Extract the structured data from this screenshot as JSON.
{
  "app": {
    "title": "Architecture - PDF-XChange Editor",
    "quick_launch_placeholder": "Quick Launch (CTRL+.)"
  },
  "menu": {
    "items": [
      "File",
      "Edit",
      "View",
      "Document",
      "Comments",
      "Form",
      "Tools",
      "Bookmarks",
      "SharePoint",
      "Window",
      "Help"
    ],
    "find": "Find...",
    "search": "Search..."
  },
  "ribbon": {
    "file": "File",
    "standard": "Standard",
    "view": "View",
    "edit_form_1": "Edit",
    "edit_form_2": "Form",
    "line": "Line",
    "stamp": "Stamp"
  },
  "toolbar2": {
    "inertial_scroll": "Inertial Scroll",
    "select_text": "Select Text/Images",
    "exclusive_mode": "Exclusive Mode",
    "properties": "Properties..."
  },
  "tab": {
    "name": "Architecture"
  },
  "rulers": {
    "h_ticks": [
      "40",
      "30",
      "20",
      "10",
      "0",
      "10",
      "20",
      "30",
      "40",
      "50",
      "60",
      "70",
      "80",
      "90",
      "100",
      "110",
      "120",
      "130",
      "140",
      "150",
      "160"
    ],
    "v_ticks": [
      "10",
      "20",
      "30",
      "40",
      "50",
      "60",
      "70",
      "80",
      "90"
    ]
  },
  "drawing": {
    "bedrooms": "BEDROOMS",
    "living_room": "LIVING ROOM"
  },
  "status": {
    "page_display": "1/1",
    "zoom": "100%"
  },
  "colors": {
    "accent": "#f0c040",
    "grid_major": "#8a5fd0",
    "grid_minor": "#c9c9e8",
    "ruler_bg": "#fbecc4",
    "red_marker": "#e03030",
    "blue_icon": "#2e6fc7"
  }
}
────────────────
▸ **What you will do**:
Restate the whole of the material exactly.

▸ **Result of this exercise**:
Extract the structured data from this screenshot as JSON.
{
  "app": {
    "title": "Architecture - PDF-XChange Editor",
    "quick_launch_placeholder": "Quick Launch (CTRL+.)"
  },
  "menu": {
    "items": [
      "File",
      "Edit",
      "View",
      "Document",
      "Comments",
      "Form",
      "Tools",
      "Bookmarks",
      "SharePoint",
      "Window",
      "Help"
    ],
    "find": "Find...",
    "search": "Search..."
  },
  "ribbon": {
    "file": "File",
    "standard": "Standard",
    "view": "View",
    "edit_form_1": "Edit",
    "edit_form_2": "Form",
    "line": "Line",
    "stamp": "Stamp"
  },
  "toolbar2": {
    "inertial_scroll": "Inertial Scroll",
    "select_text": "Select Text/Images",
    "exclusive_mode": "Exclusive Mode",
    "properties": "Properties..."
  },
  "tab": {
    "name": "Architecture"
  },
  "rulers": {
    "h_ticks": [
      "40",
      "30",
      "20",
      "10",
      "0",
      "10",
      "20",
      "30",
      "40",
      "50",
      "60",
      "70",
      "80",
      "90",
      "100",
      "110",
      "120",
      "130",
      "140",
      "150",
      "160"
    ],
    "v_ticks": [
      "10",
      "20",
      "30",
      "40",
      "50",
      "60",
      "70",
      "80",
      "90"
    ]
  },
  "drawing": {
    "bedrooms": "BEDROOMS",
    "living_room": "LIVING ROOM"
  },
  "status": {
    "page_display": "1/1",
    "zoom": "100%"
  },
  "colors": {
    "accent": "#f0c040",
    "grid_major": "#8a5fd0",
    "grid_minor": "#c9c9e8",
    "ruler_bg": "#fbecc4",
    "red_marker": "#e03030",
    "blue_icon": "#2e6fc7"
  }
}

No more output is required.